Challenge 1 -> Rewrite the part of the Whip It review between "Directed by Drew" and "material. 111 minutes.", inclusive, with "Helmed by" in place of "Directed by".
Challenge 2 -> Do these statements agree with the Whip It review? For each, answer yes or no and quote the deciding words. (a) The film shows Marcia Gay Harden doing a mail route. (b) The film is rated R. (c) Drew Barrymore wrote the screenplay.

Document extract ->
******
What's most exhilarating about the film isn’t the speed demon thrills, however. It's the inclusiveness and the respect the film gives these women, and the recognition that, apart from Bliss, they are all grown women who have found something they can call their own. This is a film set in working class America, a reality that the movies so rarely show anymore. And while we only get glimpses of their lives outside of the track, the few shots of Marcia Gay Harden doing her mail route speaks volumes about all of their lives. Putting on the skates and pads, donning the helmets, they become characters of their own making—Bloody Holly, Rosa Sparks, Eva Destruction, whatever—and put their all into the track and the team. The attraction and the thrill they get from the track is palpable and it's contagious. I'll bet we'll see Seattle's own Rat City Rollergirls get a surge of support in the wake of "Whip It."

Directed by Drew Barrymore; screenplay by Shauna Cross, from her novel; featuring Ellen Page, Marcia Gay Harden, Kristen Wiig, Drew Barrymore, Alia Shawkat, Juliette Lewis, Zoe Bell, Eve, Andrew Wilson, Jimmy Fallon, Daniel Stern. Rated PG-13 for sexual content including crude dialogue, language and drug material. 111 minutes.
******
(Image-based layout entries)
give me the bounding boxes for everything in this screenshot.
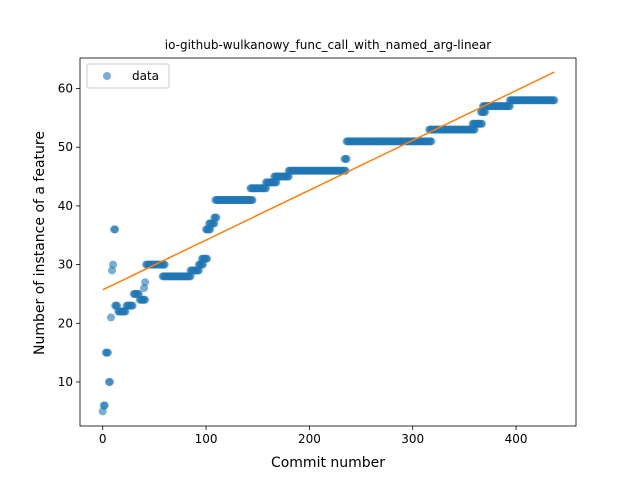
x-tick-label: 0 (99, 432, 107, 446)
legend-box (86, 63, 170, 89)
legend-marker (103, 72, 111, 80)
x-tick-label: 100 (195, 432, 218, 446)
data-point (342, 154, 351, 163)
data-point (111, 225, 120, 234)
y-tick-label: 60 (58, 82, 73, 96)
y-tick-label: 30 (58, 258, 73, 272)
data-point (128, 301, 137, 310)
data-point (341, 166, 350, 175)
x-tick-label: 200 (298, 432, 321, 446)
data-point (203, 254, 212, 263)
data-point (141, 295, 150, 304)
x-tick-label: 400 (505, 432, 528, 446)
data-point (103, 348, 112, 357)
legend: data (86, 63, 170, 89)
data-point (248, 196, 257, 205)
data-point (100, 401, 109, 410)
data-point (160, 260, 169, 269)
y-tick-label: 20 (58, 316, 73, 330)
data-point (427, 137, 436, 146)
axis-ticks: 0 100 200 300 400 10 20 30 40 50 60 (58, 82, 528, 446)
y-tick-label: 10 (58, 375, 73, 389)
data-point (141, 278, 150, 287)
data-point (105, 377, 114, 386)
axes-frame (79, 57, 577, 427)
y-axis-label: Number of instance of a feature (32, 131, 48, 355)
x-tick-label: 300 (401, 432, 424, 446)
data-point (212, 213, 221, 222)
x-axis-label: Commit number (271, 455, 385, 471)
data-point (107, 313, 115, 322)
legend-label: data (132, 69, 159, 83)
data-point (550, 96, 559, 105)
plot-area (98, 71, 559, 416)
data-point (109, 260, 118, 269)
y-tick-label: 50 (58, 140, 73, 154)
fit-line (102, 71, 555, 291)
data-point (477, 119, 486, 128)
y-tick-label: 40 (58, 199, 73, 213)
chart-title: io-github-wulkanowy_func_call_with_named… (165, 38, 492, 52)
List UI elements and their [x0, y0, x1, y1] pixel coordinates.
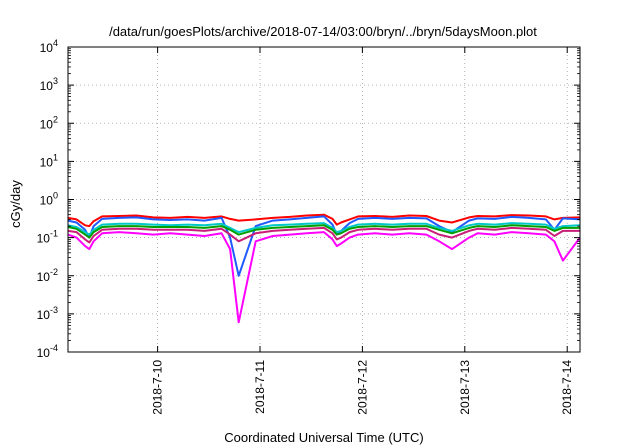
series-group [67, 213, 581, 324]
y-ticks: 10-4 10-3 10-2 10-1 100 101 102 103 104 [37, 38, 580, 360]
series-line-4 [67, 224, 580, 239]
series-line-3 [67, 222, 581, 236]
x-tick-label: 2018-7-12 [355, 360, 369, 415]
y-tick-label: 10-4 [37, 343, 58, 360]
x-ticks: 2018-7-10 2018-7-11 2018-7-12 2018-7-13 2018… [151, 47, 574, 415]
y-tick-label: 103 [40, 76, 58, 93]
series-line-5 [67, 226, 580, 244]
x-axis-label: Coordinated Universal Time (UTC) [224, 430, 423, 445]
x-tick-label: 2018-7-11 [253, 360, 267, 414]
y-tick-label: 10-3 [37, 305, 58, 322]
x-tick-label: 2018-7-10 [151, 360, 165, 415]
x-tick-label: 2018-7-13 [458, 360, 472, 415]
series-line-2 [67, 215, 581, 277]
y-tick-label: 102 [40, 114, 58, 131]
y-axis-label: cGy/day [8, 180, 23, 228]
y-tick-label: 100 [40, 191, 58, 208]
series-line-1 [67, 213, 581, 228]
y-tick-label: 104 [40, 38, 58, 55]
grid [68, 47, 580, 352]
series-line-6 [67, 231, 581, 324]
y-tick-label: 10-1 [37, 229, 58, 246]
y-tick-label: 101 [40, 152, 58, 169]
y-tick-label: 10-2 [37, 267, 58, 284]
chart-title: /data/run/goesPlots/archive/2018-07-14/0… [109, 24, 537, 39]
x-tick-label: 2018-7-14 [560, 360, 574, 415]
******
Problem solution 1 ->
Helmed by Drew Barrymore; screenplay by Shauna Cross, from her novel; featuring Ellen Page, Marcia Gay Harden, Kristen Wiig, Drew Barrymore, Alia Shawkat, Juliette Lewis, Zoe Bell, Eve, Andrew Wilson, Jimmy Fallon, Daniel Stern. Rated PG-13 for sexual content including crude dialogue, language and drug material. 111 minutes.

Problem solution 2 ->
(a) Yes: "the few shots of Marcia Gay Harden doing her mail route speaks volumes about all of their lives."
(b) No: "Rated PG-13 for sexual content including crude dialogue, language and drug material."
(c) No: "screenplay by Shauna Cross, from her novel."